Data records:
§
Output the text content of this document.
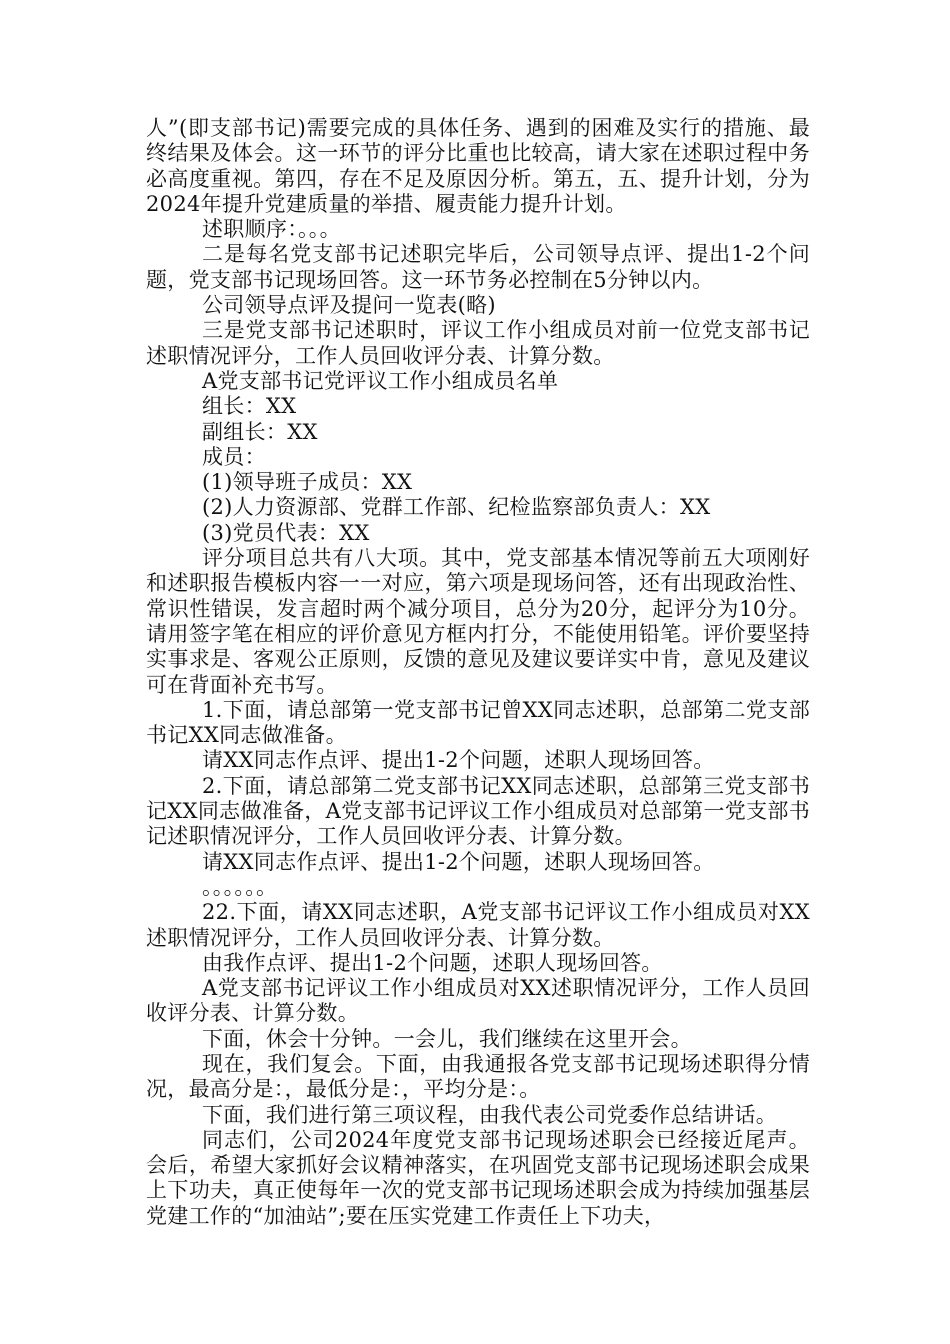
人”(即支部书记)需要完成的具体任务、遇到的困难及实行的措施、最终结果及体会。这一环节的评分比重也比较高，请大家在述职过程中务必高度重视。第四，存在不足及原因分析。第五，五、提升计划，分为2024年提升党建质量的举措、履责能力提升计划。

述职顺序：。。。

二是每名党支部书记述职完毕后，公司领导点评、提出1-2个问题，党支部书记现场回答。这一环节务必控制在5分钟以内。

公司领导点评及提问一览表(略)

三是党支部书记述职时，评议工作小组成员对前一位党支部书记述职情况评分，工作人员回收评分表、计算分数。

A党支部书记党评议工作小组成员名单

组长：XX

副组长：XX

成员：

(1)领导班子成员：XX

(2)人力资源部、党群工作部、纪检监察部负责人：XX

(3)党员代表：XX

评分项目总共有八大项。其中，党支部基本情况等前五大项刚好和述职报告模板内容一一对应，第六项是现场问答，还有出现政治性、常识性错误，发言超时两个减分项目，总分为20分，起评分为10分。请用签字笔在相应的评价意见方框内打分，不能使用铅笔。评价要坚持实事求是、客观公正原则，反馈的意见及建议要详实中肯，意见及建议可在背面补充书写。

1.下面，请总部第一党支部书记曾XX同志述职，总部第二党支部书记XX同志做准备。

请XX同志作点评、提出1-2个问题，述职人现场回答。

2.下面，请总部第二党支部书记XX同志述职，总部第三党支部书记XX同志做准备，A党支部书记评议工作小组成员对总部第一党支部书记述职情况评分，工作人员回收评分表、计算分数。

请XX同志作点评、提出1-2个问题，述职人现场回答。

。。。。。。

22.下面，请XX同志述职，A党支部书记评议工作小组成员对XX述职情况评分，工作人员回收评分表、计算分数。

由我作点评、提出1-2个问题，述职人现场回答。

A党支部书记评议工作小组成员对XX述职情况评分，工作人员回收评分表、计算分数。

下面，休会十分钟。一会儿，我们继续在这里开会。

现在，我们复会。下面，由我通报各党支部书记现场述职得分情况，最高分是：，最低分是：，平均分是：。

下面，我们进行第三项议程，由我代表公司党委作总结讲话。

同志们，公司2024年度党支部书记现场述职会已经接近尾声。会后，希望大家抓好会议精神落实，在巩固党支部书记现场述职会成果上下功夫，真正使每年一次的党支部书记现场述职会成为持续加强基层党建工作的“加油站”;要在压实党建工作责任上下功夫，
§
* **Given request**
Print all of the entries word for word. Skip any images they contain.

* **Task output**
Output the text content of this document.
人”(即支部书记)需要完成的具体任务、遇到的困难及实行的措施、最终结果及体会。这一环节的评分比重也比较高，请大家在述职过程中务必高度重视。第四，存在不足及原因分析。第五，五、提升计划，分为2024年提升党建质量的举措、履责能力提升计划。

述职顺序：。。。

二是每名党支部书记述职完毕后，公司领导点评、提出1-2个问题，党支部书记现场回答。这一环节务必控制在5分钟以内。

公司领导点评及提问一览表(略)

三是党支部书记述职时，评议工作小组成员对前一位党支部书记述职情况评分，工作人员回收评分表、计算分数。

A党支部书记党评议工作小组成员名单

组长：XX

副组长：XX

成员：

(1)领导班子成员：XX

(2)人力资源部、党群工作部、纪检监察部负责人：XX

(3)党员代表：XX

评分项目总共有八大项。其中，党支部基本情况等前五大项刚好和述职报告模板内容一一对应，第六项是现场问答，还有出现政治性、常识性错误，发言超时两个减分项目，总分为20分，起评分为10分。请用签字笔在相应的评价意见方框内打分，不能使用铅笔。评价要坚持实事求是、客观公正原则，反馈的意见及建议要详实中肯，意见及建议可在背面补充书写。

1.下面，请总部第一党支部书记曾XX同志述职，总部第二党支部书记XX同志做准备。

请XX同志作点评、提出1-2个问题，述职人现场回答。

2.下面，请总部第二党支部书记XX同志述职，总部第三党支部书记XX同志做准备，A党支部书记评议工作小组成员对总部第一党支部书记述职情况评分，工作人员回收评分表、计算分数。

请XX同志作点评、提出1-2个问题，述职人现场回答。

。。。。。。

22.下面，请XX同志述职，A党支部书记评议工作小组成员对XX述职情况评分，工作人员回收评分表、计算分数。

由我作点评、提出1-2个问题，述职人现场回答。

A党支部书记评议工作小组成员对XX述职情况评分，工作人员回收评分表、计算分数。

下面，休会十分钟。一会儿，我们继续在这里开会。

现在，我们复会。下面，由我通报各党支部书记现场述职得分情况，最高分是：，最低分是：，平均分是：。

下面，我们进行第三项议程，由我代表公司党委作总结讲话。

同志们，公司2024年度党支部书记现场述职会已经接近尾声。会后，希望大家抓好会议精神落实，在巩固党支部书记现场述职会成果上下功夫，真正使每年一次的党支部书记现场述职会成为持续加强基层党建工作的“加油站”;要在压实党建工作责任上下功夫，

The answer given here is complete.